Element location data:

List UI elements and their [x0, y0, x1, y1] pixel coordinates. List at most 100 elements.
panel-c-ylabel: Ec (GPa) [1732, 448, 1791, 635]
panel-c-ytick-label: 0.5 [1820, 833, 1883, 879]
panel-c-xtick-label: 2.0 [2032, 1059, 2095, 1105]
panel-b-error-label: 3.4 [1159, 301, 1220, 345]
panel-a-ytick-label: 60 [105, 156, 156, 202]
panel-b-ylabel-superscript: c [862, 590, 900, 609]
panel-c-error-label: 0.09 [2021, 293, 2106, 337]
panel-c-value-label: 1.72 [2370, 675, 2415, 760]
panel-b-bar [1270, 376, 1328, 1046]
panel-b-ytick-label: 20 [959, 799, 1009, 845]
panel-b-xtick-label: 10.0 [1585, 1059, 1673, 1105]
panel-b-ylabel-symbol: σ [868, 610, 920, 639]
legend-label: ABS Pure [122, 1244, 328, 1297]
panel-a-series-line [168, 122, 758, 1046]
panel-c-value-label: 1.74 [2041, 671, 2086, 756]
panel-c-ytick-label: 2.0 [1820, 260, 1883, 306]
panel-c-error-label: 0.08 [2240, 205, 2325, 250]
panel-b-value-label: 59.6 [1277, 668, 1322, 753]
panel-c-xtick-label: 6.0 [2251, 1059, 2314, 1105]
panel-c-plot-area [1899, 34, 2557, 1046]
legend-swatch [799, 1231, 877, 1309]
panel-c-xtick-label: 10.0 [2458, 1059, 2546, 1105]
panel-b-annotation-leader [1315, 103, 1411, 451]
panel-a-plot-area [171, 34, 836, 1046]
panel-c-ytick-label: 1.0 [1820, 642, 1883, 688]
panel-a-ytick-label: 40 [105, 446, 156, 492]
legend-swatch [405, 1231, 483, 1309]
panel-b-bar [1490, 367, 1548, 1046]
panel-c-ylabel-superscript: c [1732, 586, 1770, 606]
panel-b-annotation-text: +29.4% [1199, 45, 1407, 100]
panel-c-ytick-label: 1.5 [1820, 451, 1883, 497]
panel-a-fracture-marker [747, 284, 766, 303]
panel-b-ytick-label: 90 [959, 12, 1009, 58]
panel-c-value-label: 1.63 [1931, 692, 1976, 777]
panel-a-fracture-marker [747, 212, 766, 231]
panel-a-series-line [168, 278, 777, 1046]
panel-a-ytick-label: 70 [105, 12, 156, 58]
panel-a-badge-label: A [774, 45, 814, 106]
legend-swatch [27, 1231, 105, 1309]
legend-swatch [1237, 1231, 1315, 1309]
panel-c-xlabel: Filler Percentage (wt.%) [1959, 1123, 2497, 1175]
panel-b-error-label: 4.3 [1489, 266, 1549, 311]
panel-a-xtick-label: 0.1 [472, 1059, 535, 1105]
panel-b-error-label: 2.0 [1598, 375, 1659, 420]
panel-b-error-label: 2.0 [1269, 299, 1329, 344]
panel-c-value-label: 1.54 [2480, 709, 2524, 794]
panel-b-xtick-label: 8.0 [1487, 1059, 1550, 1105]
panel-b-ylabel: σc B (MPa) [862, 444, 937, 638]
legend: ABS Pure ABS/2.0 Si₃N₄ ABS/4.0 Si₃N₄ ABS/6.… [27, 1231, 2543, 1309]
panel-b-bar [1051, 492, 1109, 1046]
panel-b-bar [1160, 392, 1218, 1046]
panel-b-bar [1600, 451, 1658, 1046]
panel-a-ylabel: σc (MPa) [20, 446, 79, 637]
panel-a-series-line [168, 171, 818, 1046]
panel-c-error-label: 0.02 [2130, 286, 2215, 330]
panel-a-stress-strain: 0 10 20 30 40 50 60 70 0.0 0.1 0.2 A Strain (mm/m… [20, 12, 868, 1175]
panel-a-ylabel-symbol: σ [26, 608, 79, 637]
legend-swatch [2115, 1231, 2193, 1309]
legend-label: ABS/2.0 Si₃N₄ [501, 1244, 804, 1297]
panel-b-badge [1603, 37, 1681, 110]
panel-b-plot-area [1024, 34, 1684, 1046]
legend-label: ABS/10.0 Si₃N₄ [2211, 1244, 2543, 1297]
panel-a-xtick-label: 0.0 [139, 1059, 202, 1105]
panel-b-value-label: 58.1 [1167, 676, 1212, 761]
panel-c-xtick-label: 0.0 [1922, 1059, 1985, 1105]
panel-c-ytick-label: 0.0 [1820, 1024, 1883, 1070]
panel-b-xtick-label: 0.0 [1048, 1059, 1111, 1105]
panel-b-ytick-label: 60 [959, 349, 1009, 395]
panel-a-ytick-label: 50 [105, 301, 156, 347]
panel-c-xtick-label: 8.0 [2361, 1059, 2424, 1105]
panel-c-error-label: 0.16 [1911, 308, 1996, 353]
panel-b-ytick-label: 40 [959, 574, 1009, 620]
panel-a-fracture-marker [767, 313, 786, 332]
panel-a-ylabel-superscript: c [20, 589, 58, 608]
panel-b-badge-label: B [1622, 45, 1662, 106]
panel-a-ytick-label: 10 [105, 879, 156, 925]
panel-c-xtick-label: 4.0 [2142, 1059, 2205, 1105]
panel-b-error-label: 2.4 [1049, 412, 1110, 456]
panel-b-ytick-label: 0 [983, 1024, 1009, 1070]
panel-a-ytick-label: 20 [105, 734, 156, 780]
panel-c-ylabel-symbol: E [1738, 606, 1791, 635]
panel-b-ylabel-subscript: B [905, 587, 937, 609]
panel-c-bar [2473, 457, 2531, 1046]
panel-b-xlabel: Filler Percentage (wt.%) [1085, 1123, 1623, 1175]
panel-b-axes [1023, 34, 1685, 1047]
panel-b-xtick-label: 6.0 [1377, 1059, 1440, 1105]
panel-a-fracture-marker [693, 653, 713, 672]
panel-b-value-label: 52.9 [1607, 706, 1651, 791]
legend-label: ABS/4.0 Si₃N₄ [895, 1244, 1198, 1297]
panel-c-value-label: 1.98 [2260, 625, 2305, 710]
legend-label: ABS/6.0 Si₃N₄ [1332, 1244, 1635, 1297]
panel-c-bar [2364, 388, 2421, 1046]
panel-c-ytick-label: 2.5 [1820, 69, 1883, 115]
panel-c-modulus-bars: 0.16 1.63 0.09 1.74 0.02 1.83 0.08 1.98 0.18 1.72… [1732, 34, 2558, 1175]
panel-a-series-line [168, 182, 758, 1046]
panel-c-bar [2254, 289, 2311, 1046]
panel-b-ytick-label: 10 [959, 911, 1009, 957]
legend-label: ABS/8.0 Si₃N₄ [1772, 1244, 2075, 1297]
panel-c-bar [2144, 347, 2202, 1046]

* **Task goal**: List every line above that contains the string "swatch".

* **In response**:
legend-swatch [799, 1231, 877, 1309]
legend-swatch [405, 1231, 483, 1309]
legend-swatch [27, 1231, 105, 1309]
legend-swatch [1237, 1231, 1315, 1309]
legend-swatch [2115, 1231, 2193, 1309]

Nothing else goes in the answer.